Will you give the material below again, every line exactly as it is?

------------------------------

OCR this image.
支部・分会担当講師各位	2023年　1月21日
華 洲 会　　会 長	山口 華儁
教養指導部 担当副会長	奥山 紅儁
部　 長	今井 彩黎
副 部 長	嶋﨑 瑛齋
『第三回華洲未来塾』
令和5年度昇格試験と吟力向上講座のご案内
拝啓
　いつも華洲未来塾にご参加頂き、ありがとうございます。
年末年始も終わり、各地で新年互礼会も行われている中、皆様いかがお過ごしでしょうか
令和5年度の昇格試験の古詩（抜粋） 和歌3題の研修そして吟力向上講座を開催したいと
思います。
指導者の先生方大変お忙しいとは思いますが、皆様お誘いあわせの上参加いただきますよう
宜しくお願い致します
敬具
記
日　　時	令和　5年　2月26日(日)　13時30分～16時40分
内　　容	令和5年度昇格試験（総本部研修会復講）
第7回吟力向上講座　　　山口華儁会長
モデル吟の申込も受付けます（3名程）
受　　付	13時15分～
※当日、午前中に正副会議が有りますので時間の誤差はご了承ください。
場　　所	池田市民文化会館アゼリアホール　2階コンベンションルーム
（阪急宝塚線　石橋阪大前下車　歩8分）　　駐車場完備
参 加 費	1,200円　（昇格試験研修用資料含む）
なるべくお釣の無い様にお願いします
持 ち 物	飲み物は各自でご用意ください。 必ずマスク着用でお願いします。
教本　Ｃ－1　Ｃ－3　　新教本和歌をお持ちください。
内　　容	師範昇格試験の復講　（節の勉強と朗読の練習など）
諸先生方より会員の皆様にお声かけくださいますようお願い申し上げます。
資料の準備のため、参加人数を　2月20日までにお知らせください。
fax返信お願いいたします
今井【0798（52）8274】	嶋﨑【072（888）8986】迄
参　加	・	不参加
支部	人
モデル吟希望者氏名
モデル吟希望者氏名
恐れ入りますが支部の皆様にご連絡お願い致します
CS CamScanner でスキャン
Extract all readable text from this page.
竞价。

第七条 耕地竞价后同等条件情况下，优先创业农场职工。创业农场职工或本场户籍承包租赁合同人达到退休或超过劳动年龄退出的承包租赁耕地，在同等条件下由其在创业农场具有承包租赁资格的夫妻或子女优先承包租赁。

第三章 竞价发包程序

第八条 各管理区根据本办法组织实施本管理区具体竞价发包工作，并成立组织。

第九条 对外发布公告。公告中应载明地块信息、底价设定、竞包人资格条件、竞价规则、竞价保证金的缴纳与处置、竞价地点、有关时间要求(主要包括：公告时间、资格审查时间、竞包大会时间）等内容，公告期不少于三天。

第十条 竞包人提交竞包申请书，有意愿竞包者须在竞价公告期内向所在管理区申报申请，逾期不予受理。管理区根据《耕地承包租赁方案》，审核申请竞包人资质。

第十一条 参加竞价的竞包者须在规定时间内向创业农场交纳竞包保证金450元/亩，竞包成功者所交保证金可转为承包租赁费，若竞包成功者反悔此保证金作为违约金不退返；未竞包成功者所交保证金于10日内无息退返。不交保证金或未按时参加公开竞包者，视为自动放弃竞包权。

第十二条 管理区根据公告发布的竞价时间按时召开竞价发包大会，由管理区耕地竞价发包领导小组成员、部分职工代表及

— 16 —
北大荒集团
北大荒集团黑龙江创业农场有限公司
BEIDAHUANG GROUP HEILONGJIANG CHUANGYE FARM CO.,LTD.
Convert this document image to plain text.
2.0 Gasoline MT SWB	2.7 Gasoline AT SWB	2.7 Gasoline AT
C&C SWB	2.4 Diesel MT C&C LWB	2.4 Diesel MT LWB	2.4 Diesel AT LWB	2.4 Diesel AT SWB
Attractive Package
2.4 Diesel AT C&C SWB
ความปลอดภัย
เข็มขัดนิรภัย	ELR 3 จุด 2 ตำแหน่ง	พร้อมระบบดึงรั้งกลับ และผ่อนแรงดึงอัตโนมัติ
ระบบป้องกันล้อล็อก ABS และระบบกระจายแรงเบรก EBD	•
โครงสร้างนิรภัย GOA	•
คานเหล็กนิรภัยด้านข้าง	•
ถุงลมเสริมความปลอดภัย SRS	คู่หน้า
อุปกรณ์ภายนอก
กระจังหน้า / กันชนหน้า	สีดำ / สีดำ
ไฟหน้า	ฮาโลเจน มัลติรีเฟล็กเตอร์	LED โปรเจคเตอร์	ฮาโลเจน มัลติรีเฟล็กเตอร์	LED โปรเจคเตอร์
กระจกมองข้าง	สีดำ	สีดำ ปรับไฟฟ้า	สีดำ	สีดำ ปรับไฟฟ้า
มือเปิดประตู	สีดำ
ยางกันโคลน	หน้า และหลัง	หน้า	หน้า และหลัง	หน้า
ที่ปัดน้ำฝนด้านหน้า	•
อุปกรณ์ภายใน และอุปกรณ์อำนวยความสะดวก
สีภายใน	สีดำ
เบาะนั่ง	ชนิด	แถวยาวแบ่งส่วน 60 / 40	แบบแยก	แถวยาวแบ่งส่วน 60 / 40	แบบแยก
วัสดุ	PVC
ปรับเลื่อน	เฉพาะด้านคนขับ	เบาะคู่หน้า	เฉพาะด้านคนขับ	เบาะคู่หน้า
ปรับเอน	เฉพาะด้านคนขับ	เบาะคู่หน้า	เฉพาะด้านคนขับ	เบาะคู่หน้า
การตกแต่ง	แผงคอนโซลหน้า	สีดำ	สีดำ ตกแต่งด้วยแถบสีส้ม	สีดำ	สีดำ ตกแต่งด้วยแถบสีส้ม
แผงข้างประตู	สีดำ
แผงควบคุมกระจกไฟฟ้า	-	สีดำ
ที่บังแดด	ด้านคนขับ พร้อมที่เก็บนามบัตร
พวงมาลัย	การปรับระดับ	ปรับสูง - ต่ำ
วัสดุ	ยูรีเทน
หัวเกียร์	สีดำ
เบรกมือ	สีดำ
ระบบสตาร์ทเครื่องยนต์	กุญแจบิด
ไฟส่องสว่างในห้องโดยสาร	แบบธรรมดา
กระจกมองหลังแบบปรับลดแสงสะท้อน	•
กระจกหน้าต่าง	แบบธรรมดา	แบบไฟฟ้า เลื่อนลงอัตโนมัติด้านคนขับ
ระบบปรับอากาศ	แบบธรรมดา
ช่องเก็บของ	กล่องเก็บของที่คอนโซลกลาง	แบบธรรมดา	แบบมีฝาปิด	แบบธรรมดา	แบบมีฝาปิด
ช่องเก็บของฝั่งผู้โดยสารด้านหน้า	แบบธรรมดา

------------------------------

- **Exercise answer**:
OCR this image.
支部・分会担当講師各位	2023年　1月21日
華 洲 会　　会 長	山口 華儁
教養指導部 担当副会長	奥山 紅儁
部　 長	今井 彩黎
副 部 長	嶋﨑 瑛齋
『第三回華洲未来塾』
令和5年度昇格試験と吟力向上講座のご案内
拝啓
　いつも華洲未来塾にご参加頂き、ありがとうございます。
年末年始も終わり、各地で新年互礼会も行われている中、皆様いかがお過ごしでしょうか
令和5年度の昇格試験の古詩（抜粋） 和歌3題の研修そして吟力向上講座を開催したいと
思います。
指導者の先生方大変お忙しいとは思いますが、皆様お誘いあわせの上参加いただきますよう
宜しくお願い致します
敬具
記
日　　時	令和　5年　2月26日(日)　13時30分～16時40分
内　　容	令和5年度昇格試験（総本部研修会復講）
第7回吟力向上講座　　　山口華儁会長
モデル吟の申込も受付けます（3名程）
受　　付	13時15分～
※当日、午前中に正副会議が有りますので時間の誤差はご了承ください。
場　　所	池田市民文化会館アゼリアホール　2階コンベンションルーム
（阪急宝塚線　石橋阪大前下車　歩8分）　　駐車場完備
参 加 費	1,200円　（昇格試験研修用資料含む）
なるべくお釣の無い様にお願いします
持 ち 物	飲み物は各自でご用意ください。 必ずマスク着用でお願いします。
教本　Ｃ－1　Ｃ－3　　新教本和歌をお持ちください。
内　　容	師範昇格試験の復講　（節の勉強と朗読の練習など）
諸先生方より会員の皆様にお声かけくださいますようお願い申し上げます。
資料の準備のため、参加人数を　2月20日までにお知らせください。
fax返信お願いいたします
今井【0798（52）8274】	嶋﨑【072（888）8986】迄
参　加	・	不参加
支部	人
モデル吟希望者氏名
モデル吟希望者氏名
恐れ入りますが支部の皆様にご連絡お願い致します
CS CamScanner でスキャン
Extract all readable text from this page.
竞价。

第七条 耕地竞价后同等条件情况下，优先创业农场职工。创业农场职工或本场户籍承包租赁合同人达到退休或超过劳动年龄退出的承包租赁耕地，在同等条件下由其在创业农场具有承包租赁资格的夫妻或子女优先承包租赁。

第三章 竞价发包程序

第八条 各管理区根据本办法组织实施本管理区具体竞价发包工作，并成立组织。

第九条 对外发布公告。公告中应载明地块信息、底价设定、竞包人资格条件、竞价规则、竞价保证金的缴纳与处置、竞价地点、有关时间要求(主要包括：公告时间、资格审查时间、竞包大会时间）等内容，公告期不少于三天。

第十条 竞包人提交竞包申请书，有意愿竞包者须在竞价公告期内向所在管理区申报申请，逾期不予受理。管理区根据《耕地承包租赁方案》，审核申请竞包人资质。

第十一条 参加竞价的竞包者须在规定时间内向创业农场交纳竞包保证金450元/亩，竞包成功者所交保证金可转为承包租赁费，若竞包成功者反悔此保证金作为违约金不退返；未竞包成功者所交保证金于10日内无息退返。不交保证金或未按时参加公开竞包者，视为自动放弃竞包权。

第十二条 管理区根据公告发布的竞价时间按时召开竞价发包大会，由管理区耕地竞价发包领导小组成员、部分职工代表及

— 16 —
北大荒集团
北大荒集团黑龙江创业农场有限公司
BEIDAHUANG GROUP HEILONGJIANG CHUANGYE FARM CO.,LTD.
Convert this document image to plain text.
2.0 Gasoline MT SWB	2.7 Gasoline AT SWB	2.7 Gasoline AT
C&C SWB	2.4 Diesel MT C&C LWB	2.4 Diesel MT LWB	2.4 Diesel AT LWB	2.4 Diesel AT SWB
Attractive Package
2.4 Diesel AT C&C SWB
ความปลอดภัย
เข็มขัดนิรภัย	ELR 3 จุด 2 ตำแหน่ง	พร้อมระบบดึงรั้งกลับ และผ่อนแรงดึงอัตโนมัติ
ระบบป้องกันล้อล็อก ABS และระบบกระจายแรงเบรก EBD	•
โครงสร้างนิรภัย GOA	•
คานเหล็กนิรภัยด้านข้าง	•
ถุงลมเสริมความปลอดภัย SRS	คู่หน้า
อุปกรณ์ภายนอก
กระจังหน้า / กันชนหน้า	สีดำ / สีดำ
ไฟหน้า	ฮาโลเจน มัลติรีเฟล็กเตอร์	LED โปรเจคเตอร์	ฮาโลเจน มัลติรีเฟล็กเตอร์	LED โปรเจคเตอร์
กระจกมองข้าง	สีดำ	สีดำ ปรับไฟฟ้า	สีดำ	สีดำ ปรับไฟฟ้า
มือเปิดประตู	สีดำ
ยางกันโคลน	หน้า และหลัง	หน้า	หน้า และหลัง	หน้า
ที่ปัดน้ำฝนด้านหน้า	•
อุปกรณ์ภายใน และอุปกรณ์อำนวยความสะดวก
สีภายใน	สีดำ
เบาะนั่ง	ชนิด	แถวยาวแบ่งส่วน 60 / 40	แบบแยก	แถวยาวแบ่งส่วน 60 / 40	แบบแยก
วัสดุ	PVC
ปรับเลื่อน	เฉพาะด้านคนขับ	เบาะคู่หน้า	เฉพาะด้านคนขับ	เบาะคู่หน้า
ปรับเอน	เฉพาะด้านคนขับ	เบาะคู่หน้า	เฉพาะด้านคนขับ	เบาะคู่หน้า
การตกแต่ง	แผงคอนโซลหน้า	สีดำ	สีดำ ตกแต่งด้วยแถบสีส้ม	สีดำ	สีดำ ตกแต่งด้วยแถบสีส้ม
แผงข้างประตู	สีดำ
แผงควบคุมกระจกไฟฟ้า	-	สีดำ
ที่บังแดด	ด้านคนขับ พร้อมที่เก็บนามบัตร
พวงมาลัย	การปรับระดับ	ปรับสูง - ต่ำ
วัสดุ	ยูรีเทน
หัวเกียร์	สีดำ
เบรกมือ	สีดำ
ระบบสตาร์ทเครื่องยนต์	กุญแจบิด
ไฟส่องสว่างในห้องโดยสาร	แบบธรรมดา
กระจกมองหลังแบบปรับลดแสงสะท้อน	•
กระจกหน้าต่าง	แบบธรรมดา	แบบไฟฟ้า เลื่อนลงอัตโนมัติด้านคนขับ
ระบบปรับอากาศ	แบบธรรมดา
ช่องเก็บของ	กล่องเก็บของที่คอนโซลกลาง	แบบธรรมดา	แบบมีฝาปิด	แบบธรรมดา	แบบมีฝาปิด
ช่องเก็บของฝั่งผู้โดยสารด้านหน้า	แบบธรรมดา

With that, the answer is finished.